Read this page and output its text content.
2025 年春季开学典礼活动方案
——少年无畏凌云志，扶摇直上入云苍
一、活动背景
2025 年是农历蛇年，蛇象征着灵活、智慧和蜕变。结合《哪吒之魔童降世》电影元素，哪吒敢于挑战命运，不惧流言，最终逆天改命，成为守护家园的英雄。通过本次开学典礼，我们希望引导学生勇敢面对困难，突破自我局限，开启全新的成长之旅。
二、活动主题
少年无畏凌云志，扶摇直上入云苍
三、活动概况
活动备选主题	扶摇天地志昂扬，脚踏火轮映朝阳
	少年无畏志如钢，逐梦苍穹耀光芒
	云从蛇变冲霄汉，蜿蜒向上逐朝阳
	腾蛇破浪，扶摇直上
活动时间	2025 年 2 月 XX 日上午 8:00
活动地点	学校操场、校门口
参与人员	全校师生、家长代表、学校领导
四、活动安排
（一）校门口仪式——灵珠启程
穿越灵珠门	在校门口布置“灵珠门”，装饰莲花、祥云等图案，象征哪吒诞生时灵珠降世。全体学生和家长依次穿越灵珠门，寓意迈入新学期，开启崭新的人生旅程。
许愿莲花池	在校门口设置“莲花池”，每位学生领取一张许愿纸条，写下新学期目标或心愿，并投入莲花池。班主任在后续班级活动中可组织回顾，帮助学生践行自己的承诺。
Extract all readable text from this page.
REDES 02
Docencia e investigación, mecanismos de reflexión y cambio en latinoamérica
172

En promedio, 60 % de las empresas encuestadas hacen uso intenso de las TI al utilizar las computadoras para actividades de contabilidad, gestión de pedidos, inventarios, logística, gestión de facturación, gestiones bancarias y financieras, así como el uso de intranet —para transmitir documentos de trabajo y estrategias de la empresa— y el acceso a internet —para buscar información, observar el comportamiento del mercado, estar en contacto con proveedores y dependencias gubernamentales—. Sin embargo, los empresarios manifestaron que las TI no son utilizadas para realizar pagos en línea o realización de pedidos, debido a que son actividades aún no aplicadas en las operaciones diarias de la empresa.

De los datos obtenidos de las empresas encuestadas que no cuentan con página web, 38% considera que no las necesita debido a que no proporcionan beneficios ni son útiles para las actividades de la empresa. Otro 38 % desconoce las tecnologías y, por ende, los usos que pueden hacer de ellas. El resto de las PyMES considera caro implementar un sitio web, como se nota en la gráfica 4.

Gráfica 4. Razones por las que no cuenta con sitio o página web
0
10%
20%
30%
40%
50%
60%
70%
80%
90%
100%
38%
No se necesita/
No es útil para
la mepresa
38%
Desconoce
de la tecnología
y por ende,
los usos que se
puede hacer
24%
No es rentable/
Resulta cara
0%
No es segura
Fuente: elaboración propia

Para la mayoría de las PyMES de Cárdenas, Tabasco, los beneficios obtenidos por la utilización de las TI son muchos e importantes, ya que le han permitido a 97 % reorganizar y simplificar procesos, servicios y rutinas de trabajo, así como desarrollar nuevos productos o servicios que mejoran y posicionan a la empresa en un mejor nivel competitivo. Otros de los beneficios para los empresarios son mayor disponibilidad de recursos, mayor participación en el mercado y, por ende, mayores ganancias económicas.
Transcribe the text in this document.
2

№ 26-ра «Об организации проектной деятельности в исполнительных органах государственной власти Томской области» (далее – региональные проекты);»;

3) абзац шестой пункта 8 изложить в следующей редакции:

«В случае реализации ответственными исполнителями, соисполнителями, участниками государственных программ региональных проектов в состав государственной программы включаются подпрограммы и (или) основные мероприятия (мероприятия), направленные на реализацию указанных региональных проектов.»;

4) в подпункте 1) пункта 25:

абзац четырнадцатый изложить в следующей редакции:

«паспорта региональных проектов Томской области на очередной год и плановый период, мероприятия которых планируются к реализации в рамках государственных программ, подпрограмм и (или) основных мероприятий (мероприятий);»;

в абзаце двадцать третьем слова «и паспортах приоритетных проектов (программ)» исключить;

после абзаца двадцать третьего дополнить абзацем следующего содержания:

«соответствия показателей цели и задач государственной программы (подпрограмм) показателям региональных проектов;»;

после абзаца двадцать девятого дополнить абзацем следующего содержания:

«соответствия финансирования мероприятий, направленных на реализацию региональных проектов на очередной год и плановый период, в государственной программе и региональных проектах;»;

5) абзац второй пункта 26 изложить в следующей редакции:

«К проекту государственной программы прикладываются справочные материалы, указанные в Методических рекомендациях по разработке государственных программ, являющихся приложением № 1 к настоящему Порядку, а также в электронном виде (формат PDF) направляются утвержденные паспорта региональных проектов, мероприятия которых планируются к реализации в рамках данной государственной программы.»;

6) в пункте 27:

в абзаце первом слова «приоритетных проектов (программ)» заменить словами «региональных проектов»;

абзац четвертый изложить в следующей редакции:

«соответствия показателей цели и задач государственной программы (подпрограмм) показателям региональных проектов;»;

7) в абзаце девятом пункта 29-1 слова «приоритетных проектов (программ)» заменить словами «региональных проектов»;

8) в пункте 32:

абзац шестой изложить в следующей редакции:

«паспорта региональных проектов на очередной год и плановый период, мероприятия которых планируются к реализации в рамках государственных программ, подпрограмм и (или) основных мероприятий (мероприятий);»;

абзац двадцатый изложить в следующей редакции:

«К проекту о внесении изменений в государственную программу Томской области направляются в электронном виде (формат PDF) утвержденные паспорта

Goal of the exercise -
Search the listing for the word "изложить". Copy every line in which it occurs.

Written solution -
3) абзац шестой пункта 8 изложить в следующей редакции:
абзац четырнадцатый изложить в следующей редакции:
5) абзац второй пункта 26 изложить в следующей редакции:
абзац четвертый изложить в следующей редакции:
абзац шестой изложить в следующей редакции:
абзац двадцатый изложить в следующей редакции:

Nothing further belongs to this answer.